» **Listed records**:
[start]

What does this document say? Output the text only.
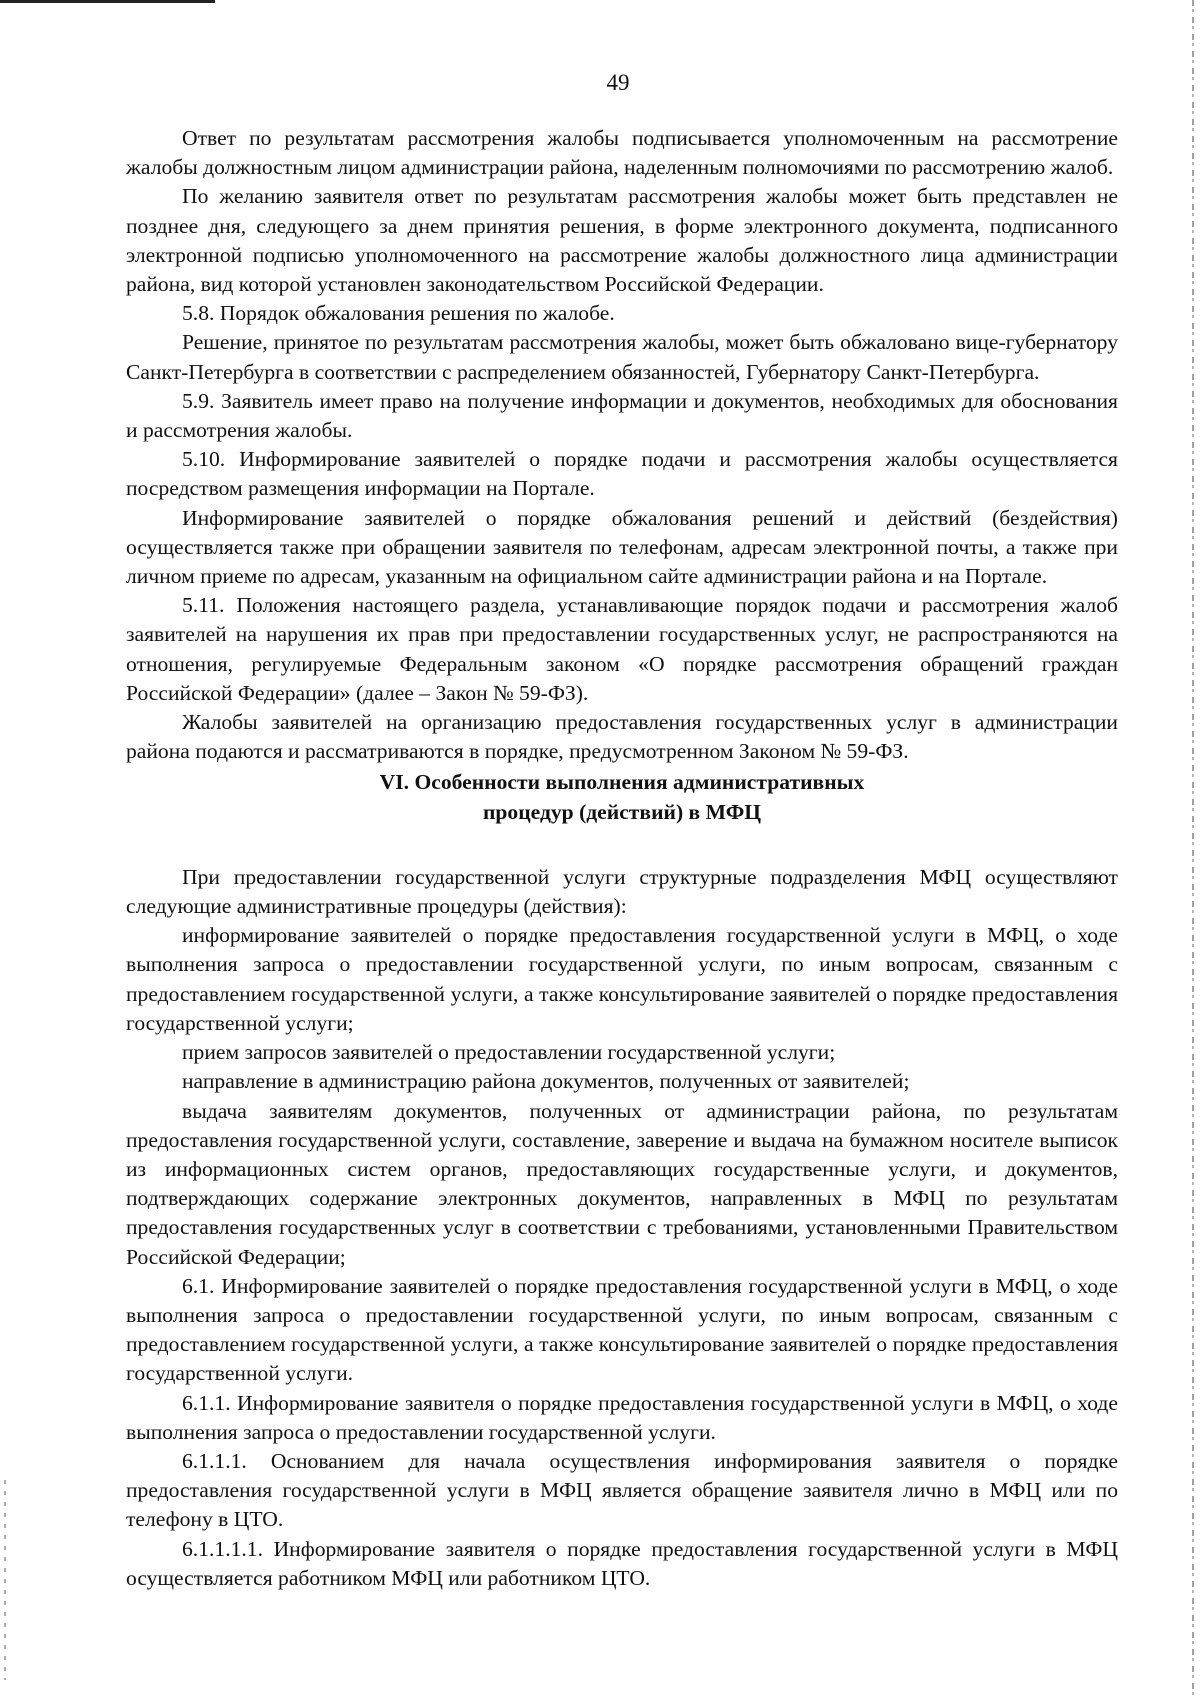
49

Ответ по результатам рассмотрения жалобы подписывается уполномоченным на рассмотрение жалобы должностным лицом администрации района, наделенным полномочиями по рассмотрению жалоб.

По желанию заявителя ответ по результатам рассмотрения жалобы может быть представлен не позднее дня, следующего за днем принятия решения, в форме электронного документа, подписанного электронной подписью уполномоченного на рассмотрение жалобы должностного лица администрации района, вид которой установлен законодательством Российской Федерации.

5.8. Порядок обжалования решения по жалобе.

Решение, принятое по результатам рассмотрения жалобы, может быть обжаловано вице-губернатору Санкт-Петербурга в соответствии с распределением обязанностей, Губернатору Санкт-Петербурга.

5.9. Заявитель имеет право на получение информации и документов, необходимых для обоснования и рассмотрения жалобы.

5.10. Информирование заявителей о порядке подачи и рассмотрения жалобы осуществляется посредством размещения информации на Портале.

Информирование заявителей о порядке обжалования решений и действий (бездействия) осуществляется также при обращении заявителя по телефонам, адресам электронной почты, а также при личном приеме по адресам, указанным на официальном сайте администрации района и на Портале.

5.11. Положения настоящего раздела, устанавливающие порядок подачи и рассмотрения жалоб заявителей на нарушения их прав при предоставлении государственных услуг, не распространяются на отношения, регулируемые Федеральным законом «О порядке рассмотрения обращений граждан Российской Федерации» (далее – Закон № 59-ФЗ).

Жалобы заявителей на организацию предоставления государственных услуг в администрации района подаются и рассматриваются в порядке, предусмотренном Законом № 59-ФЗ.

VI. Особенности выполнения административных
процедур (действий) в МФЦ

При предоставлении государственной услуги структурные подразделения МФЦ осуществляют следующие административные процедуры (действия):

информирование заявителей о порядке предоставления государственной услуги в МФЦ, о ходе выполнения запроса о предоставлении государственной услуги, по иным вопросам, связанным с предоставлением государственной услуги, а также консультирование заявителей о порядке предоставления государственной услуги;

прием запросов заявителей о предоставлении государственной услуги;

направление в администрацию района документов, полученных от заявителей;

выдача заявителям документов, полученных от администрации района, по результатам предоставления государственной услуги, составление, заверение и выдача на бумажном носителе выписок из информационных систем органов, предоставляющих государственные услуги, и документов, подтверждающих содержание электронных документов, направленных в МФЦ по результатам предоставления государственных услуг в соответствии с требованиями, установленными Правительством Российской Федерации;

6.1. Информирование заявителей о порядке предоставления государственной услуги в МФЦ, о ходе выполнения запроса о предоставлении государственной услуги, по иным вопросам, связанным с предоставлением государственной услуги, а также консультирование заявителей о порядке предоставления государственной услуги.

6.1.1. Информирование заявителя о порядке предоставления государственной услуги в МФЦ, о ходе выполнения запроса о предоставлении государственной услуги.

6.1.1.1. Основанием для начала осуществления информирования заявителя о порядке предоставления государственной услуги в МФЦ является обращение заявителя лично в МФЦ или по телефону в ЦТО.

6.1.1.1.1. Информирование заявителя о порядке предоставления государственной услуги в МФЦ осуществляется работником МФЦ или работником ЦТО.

[end]

» **Stated exercise**: Identify all lines where the word "действий" shows up. Copy them.

» **Solution to this problem**:
Информирование заявителей о порядке обжалования решений и действий (бездействия) осуществляется также при обращении заявителя по телефонам, адресам электронной почты, а также при личном приеме по адресам, указанным на официальном сайте администрации района и на Портале.
процедур (действий) в МФЦ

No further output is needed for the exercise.